▶ Text passage
6

Sometimes I have two trees that used to have the same content, but have grown out of sync (because I moved disks around or whatever). A good example is a tree where I mirror upstream packages from Fedora.

I want to merge those two trees again by moving all of the files from tree1 into tree2.

Usually I do this with:

rsync -arv tree1/* tree2

Then delete tree1.

However, this takes an awful lot of time and disk space, and it would be much easier to be able to do:

mv -r tree1/* tree2

In other words, a recursive move. It would be faster because first of all it would not even copy, just move the inodes, and second I wouldn't need a delete at the end.

Does this exist ?

As a test case, consider the following sequence of commands:

$ mkdir -p a/b
$ touch a/b/c1
$ rsync -arv a/ a2
sending incremental file list
created directory
./
b/
b/c1
b/c2

sent 173 bytes  received 57 bytes  460.00 bytes/sec
total size is 0  speedup is 0.00
$ touch a/b/c2

What command would now have the effect of moving a/b/c2 to a2/b/c2 and then deleting the a subtree (since everything in it is already in the destination tree) ?

2
  • this is a very good question. where i work ppl have solved the problem using some complex bash and awk scripts
    – biosFF
    Jun 11, 2009 at 20:45
  • My preferred inefficient approach is cp -R tree1/* tree2 followed by deletion of tree1.

▶ Spatial annotation entries
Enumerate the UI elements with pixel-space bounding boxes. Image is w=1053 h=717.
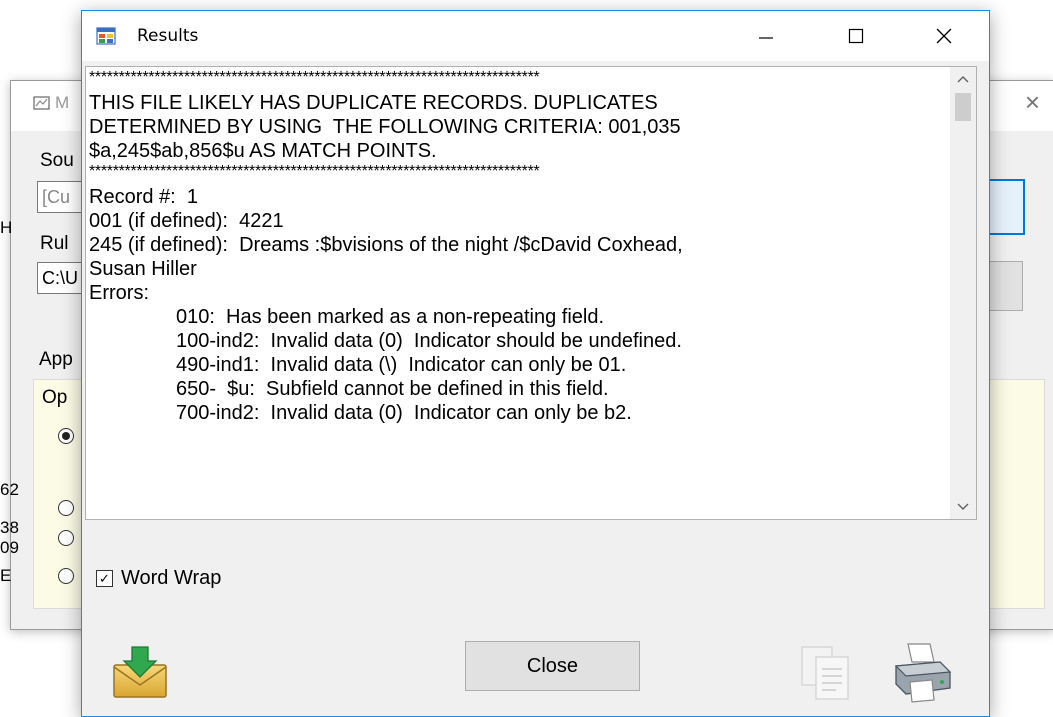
minimize-icon [759,37,773,39]
rules-label: Rul [40,233,69,254]
text-line: THIS FILE LIKELY HAS DUPLICATE RECORDS. … [89,92,658,114]
word-wrap-checkbox[interactable]: ✓ [96,570,113,587]
window-title: Results [137,26,199,46]
text-line: Susan Hiller [89,258,197,280]
option-radio-3[interactable] [58,530,74,546]
error-line: 700-ind2: Invalid data (0) Indicator can… [176,402,632,424]
text-line: Errors: [89,282,149,304]
results-textbox[interactable]: ****************************************… [85,66,977,520]
checkmark-icon: ✓ [99,571,110,586]
option-radio-4[interactable] [58,568,74,584]
source-label: Sou [40,150,74,171]
error-line: 490-ind1: Invalid data (\) Indicator can… [176,354,627,376]
text-line: ****************************************… [89,69,540,86]
background-window-title: M [55,93,70,112]
text-line: DETERMINED BY USING THE FOLLOWING CRITER… [89,116,681,138]
word-wrap-label: Word Wrap [121,567,222,589]
close-icon[interactable]: × [1025,87,1040,118]
word-wrap-option[interactable]: ✓ Word Wrap [96,567,221,590]
source-browse-button[interactable] [987,179,1025,235]
titlebar: Results [82,11,989,61]
export-icon[interactable] [110,645,170,701]
results-text: ****************************************… [89,69,949,425]
maximize-icon [848,28,864,44]
app-icon [33,96,50,110]
close-icon [936,28,952,44]
option-radio-1[interactable] [58,428,74,444]
scroll-up-icon[interactable] [950,67,976,91]
scroll-down-icon[interactable] [950,495,976,519]
close-button[interactable]: Close [465,641,640,691]
window-icon [96,27,116,45]
vertical-scrollbar[interactable] [950,67,976,519]
edge-text-1: H [0,218,13,237]
print-icon[interactable] [888,638,954,704]
applies-label: App [39,349,73,370]
edge-text-2: 62 [0,480,19,499]
text-line: Record #: 1 [89,186,198,208]
edge-text-5: E [0,566,12,585]
text-line: 001 (if defined): 4221 [89,210,284,232]
edge-text-4: 09 [0,538,19,557]
minimize-button[interactable] [735,11,797,61]
error-line: 010: Has been marked as a non-repeating … [176,306,605,328]
options-group-label: Op [42,387,68,408]
text-line: 245 (if defined): Dreams :$bvisions of t… [89,234,683,256]
close-window-button[interactable] [913,11,975,61]
text-line: $a,245$ab,856$u AS MATCH POINTS. [89,140,437,162]
results-window: Results ********************************… [81,10,990,717]
error-line: 100-ind2: Invalid data (0) Indicator sho… [176,330,682,352]
copy-icon[interactable] [796,643,856,703]
rules-browse-button[interactable] [987,261,1023,311]
text-line: ****************************************… [89,163,540,180]
error-line: 650- $u: Subfield cannot be defined in t… [176,378,609,400]
edge-text-3: 38 [0,518,19,537]
option-radio-2[interactable] [58,500,74,516]
scroll-thumb[interactable] [955,93,971,121]
maximize-button[interactable] [825,11,887,61]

▶ Objective
Please list every command entered after a "$" prompt in the test case of the post about merging two directory trees, in the order they appear, without the prompt.

▶ Full answer
mkdir -p a/b
touch a/b/c1
rsync -arv a/ a2
touch a/b/c2